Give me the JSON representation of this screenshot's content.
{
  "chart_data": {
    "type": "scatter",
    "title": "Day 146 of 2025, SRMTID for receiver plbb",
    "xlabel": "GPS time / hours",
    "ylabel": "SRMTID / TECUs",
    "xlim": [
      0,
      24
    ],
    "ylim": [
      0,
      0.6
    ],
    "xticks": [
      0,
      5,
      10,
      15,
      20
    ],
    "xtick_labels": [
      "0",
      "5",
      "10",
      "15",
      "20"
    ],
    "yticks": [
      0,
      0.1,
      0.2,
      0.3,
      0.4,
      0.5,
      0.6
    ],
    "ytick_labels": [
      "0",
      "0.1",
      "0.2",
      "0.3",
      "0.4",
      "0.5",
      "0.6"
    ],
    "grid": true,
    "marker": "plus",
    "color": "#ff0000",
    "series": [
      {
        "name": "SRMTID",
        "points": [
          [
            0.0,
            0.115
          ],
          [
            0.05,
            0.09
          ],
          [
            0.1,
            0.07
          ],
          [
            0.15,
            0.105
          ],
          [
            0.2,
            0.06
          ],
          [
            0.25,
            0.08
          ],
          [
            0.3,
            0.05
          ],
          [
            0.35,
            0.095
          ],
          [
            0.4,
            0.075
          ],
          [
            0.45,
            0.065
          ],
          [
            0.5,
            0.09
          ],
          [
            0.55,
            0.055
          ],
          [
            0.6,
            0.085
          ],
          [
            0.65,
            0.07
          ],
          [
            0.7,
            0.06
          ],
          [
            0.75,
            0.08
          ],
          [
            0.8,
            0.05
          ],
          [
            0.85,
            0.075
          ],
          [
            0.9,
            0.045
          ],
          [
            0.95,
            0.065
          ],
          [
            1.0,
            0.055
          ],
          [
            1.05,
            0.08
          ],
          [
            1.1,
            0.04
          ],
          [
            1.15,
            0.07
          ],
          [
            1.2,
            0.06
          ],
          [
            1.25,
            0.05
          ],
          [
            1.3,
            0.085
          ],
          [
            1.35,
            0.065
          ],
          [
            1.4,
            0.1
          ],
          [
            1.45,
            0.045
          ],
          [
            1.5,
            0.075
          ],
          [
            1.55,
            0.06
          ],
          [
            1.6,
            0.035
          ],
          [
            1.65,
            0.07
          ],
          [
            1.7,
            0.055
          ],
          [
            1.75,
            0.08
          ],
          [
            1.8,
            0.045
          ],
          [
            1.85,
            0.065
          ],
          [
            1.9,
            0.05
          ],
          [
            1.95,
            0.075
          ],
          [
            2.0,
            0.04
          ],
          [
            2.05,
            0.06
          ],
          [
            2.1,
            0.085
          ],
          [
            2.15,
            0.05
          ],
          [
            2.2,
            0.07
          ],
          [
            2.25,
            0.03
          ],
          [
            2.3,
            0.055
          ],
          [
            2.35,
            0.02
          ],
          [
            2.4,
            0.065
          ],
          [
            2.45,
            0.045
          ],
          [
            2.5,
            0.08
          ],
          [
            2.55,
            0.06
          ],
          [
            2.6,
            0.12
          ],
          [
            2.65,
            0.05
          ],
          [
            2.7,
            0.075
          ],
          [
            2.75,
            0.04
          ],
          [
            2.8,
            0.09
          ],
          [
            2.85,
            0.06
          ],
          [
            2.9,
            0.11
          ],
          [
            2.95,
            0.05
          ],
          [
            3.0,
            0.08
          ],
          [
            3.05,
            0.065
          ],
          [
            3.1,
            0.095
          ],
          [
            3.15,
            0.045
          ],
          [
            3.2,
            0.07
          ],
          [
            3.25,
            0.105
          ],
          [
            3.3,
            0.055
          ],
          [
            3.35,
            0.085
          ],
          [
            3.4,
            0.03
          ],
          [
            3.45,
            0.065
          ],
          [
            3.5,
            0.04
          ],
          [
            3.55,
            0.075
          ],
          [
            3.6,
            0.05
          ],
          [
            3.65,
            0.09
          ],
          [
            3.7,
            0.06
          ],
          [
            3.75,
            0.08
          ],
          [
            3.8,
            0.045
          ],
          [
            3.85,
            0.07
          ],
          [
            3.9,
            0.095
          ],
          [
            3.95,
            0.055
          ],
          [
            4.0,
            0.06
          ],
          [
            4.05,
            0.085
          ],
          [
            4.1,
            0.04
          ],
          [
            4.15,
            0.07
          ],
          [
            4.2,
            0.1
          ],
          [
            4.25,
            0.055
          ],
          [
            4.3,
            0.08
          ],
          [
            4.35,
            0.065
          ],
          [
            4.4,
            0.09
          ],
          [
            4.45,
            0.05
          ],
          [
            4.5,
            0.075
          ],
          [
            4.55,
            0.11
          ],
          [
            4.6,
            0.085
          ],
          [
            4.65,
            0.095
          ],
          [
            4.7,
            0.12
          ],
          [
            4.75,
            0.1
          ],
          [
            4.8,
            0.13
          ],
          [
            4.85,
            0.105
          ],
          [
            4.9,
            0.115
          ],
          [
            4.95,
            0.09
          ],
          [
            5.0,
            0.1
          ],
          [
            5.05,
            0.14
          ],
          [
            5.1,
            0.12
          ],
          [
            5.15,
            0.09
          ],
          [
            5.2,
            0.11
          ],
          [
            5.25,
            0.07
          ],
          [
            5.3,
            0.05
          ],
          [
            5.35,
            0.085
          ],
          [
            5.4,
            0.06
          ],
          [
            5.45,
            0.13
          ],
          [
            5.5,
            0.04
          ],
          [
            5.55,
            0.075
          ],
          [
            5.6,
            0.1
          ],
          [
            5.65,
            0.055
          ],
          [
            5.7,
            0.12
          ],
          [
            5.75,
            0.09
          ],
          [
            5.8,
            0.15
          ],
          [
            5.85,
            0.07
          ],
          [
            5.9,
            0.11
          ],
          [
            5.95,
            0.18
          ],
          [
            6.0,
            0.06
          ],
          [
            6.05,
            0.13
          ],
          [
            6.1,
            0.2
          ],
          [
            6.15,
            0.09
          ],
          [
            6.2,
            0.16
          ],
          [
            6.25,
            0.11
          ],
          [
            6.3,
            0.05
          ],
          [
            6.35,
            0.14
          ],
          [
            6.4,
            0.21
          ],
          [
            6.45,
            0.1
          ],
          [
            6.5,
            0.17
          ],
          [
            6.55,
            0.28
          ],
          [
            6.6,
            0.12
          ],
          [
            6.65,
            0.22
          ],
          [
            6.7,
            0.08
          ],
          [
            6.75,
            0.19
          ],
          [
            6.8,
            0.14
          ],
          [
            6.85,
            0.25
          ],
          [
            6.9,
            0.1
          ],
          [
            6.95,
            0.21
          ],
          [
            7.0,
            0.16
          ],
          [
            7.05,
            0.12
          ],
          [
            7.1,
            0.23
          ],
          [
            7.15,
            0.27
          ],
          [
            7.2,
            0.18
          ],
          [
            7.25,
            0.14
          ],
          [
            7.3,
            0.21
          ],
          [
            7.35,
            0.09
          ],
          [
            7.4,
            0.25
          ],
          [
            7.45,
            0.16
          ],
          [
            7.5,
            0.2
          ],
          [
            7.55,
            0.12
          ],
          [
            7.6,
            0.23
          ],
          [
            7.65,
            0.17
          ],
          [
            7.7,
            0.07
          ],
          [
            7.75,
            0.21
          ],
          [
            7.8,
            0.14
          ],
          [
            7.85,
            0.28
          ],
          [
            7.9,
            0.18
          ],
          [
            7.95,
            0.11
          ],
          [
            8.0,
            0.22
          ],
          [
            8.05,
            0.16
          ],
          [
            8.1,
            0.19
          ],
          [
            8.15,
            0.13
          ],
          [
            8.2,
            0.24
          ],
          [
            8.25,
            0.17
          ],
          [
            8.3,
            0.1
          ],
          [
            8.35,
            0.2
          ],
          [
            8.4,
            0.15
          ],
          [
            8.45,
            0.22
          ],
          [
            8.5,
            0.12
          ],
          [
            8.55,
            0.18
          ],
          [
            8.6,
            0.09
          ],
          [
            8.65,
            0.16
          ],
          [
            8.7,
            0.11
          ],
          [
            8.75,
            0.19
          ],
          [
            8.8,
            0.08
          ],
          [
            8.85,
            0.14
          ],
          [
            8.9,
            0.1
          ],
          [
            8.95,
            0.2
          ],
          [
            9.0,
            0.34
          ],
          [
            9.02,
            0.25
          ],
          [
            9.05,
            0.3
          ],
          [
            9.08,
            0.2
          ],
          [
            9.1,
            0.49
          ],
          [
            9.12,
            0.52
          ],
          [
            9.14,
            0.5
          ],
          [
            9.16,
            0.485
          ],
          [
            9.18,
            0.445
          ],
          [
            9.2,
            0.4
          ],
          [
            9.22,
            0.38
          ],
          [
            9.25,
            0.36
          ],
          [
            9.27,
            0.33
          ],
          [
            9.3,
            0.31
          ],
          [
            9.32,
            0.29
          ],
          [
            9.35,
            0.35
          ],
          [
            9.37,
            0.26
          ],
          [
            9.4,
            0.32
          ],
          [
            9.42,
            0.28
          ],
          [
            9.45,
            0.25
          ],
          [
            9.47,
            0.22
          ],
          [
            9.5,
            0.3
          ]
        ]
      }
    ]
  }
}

* **SHORT EXERCISE**: Copy every line from the records above that contains the word "SRMTID".

* **SOLUTION FOR THIS EXERCISE**:
    "title": "Day 146 of 2025, SRMTID for receiver plbb",
    "ylabel": "SRMTID / TECUs",
        "name": "SRMTID",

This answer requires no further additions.